### TO DO
Reply with the count of lines holding "County", nothing more.
[START EXERCISE INPUTS]
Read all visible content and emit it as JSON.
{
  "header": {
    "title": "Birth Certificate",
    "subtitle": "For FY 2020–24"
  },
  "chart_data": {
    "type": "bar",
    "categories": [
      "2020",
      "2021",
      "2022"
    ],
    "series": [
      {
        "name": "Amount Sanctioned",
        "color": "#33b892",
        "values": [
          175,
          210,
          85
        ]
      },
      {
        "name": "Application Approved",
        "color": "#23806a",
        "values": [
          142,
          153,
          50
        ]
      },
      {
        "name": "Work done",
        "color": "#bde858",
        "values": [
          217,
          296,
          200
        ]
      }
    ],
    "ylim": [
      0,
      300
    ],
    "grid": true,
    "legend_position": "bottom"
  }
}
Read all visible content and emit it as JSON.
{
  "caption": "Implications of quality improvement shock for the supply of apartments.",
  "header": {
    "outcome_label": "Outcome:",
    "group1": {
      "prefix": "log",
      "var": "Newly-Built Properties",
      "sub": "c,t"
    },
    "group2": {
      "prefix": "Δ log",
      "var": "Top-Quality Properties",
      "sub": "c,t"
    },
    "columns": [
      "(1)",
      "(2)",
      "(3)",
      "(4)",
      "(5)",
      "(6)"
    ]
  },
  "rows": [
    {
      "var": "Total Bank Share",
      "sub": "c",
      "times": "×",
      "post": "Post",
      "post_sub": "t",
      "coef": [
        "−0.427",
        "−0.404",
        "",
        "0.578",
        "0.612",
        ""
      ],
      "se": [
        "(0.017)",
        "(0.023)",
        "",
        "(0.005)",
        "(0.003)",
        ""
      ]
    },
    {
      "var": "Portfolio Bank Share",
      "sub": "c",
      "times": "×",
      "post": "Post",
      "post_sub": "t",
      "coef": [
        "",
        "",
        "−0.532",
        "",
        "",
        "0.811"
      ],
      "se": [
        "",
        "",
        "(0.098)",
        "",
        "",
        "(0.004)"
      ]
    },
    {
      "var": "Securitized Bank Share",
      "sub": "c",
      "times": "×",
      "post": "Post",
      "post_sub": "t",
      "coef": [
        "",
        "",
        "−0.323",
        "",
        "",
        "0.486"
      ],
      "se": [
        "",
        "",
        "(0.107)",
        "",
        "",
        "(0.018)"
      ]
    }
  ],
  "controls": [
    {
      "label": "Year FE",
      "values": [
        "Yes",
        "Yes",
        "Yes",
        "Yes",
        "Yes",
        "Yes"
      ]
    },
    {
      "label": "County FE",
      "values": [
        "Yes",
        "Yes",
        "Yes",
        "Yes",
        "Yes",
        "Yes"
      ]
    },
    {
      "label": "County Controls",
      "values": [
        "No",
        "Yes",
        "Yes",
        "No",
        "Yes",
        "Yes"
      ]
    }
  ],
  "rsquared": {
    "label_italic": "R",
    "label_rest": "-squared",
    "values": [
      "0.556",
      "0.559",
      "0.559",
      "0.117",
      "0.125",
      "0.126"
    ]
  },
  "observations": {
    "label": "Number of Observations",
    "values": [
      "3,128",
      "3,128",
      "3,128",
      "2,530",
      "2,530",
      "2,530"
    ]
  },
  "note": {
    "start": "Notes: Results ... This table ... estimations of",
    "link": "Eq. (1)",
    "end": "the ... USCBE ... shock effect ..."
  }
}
[END EXERCISE INPUTS]
### COMPLETE OUTPUT
2